**GIVEN INSTRUCTION:** Tally the lines in the listing below that include "prevención". Answer with the count and nothing more.

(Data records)
***

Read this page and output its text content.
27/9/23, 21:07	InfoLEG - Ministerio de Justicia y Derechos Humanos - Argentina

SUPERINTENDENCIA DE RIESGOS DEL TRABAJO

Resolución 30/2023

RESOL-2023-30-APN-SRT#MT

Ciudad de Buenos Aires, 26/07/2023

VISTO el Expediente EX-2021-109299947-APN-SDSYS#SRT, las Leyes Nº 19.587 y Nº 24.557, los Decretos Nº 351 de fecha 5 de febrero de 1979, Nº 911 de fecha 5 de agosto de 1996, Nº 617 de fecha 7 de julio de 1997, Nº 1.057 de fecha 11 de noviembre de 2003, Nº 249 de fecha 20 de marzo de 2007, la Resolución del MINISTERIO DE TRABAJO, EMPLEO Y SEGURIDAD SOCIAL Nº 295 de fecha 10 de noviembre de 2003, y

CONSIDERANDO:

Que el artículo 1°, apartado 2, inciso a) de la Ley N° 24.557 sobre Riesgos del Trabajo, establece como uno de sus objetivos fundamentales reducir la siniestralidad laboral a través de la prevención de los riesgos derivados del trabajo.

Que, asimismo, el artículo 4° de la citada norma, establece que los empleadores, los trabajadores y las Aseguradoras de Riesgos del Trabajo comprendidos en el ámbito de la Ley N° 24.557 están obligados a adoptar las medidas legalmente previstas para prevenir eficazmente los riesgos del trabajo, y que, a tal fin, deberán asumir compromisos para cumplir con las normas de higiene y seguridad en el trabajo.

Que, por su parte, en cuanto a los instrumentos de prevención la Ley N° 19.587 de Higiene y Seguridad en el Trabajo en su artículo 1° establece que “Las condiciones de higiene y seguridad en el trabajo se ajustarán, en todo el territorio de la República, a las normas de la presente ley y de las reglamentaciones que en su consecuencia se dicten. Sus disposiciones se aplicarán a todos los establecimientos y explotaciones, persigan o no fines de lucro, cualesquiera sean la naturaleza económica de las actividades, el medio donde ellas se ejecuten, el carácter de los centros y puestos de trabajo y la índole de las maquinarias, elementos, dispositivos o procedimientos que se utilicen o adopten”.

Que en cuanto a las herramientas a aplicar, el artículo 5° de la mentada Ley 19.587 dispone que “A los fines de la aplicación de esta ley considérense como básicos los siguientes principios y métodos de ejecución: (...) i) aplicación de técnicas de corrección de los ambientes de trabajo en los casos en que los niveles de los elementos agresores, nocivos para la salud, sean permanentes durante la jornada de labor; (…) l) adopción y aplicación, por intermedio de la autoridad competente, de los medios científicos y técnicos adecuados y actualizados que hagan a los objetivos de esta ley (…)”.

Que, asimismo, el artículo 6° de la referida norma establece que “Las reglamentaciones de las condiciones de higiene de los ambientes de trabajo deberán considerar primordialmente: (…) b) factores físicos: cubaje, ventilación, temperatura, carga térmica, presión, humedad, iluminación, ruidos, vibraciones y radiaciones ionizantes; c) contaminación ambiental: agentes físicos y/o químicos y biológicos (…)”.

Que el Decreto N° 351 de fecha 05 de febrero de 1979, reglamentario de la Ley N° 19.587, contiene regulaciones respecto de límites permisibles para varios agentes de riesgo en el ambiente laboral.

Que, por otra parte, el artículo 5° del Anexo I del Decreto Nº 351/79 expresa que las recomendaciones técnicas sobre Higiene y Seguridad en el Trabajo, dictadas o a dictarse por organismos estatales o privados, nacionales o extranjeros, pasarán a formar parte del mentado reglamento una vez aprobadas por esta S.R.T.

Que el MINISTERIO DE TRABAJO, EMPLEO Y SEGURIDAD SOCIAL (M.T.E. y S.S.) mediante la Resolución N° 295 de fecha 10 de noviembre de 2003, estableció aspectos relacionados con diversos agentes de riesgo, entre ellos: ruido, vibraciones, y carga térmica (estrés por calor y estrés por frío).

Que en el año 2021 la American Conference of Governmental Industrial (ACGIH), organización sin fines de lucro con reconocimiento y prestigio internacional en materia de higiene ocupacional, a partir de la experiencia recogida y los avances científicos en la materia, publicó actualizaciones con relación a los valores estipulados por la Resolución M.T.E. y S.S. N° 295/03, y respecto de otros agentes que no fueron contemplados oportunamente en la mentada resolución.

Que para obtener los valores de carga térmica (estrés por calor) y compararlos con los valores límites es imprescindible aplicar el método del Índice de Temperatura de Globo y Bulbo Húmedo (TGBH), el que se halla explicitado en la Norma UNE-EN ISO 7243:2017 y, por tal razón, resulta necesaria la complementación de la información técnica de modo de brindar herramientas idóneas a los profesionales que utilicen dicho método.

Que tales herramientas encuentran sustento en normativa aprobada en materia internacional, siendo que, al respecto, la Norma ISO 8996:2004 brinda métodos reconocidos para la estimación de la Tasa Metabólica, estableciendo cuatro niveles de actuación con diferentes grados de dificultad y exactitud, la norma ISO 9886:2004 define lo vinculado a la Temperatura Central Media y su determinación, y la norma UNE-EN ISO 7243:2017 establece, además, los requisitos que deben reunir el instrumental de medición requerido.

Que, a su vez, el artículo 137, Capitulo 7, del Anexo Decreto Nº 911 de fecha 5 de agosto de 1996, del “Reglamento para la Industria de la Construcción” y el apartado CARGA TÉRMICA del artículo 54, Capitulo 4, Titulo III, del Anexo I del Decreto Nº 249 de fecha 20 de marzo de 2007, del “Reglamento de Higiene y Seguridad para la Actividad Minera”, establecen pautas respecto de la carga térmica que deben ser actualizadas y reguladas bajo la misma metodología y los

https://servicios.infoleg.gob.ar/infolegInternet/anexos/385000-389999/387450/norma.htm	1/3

***

**WORKED ANSWER:** 2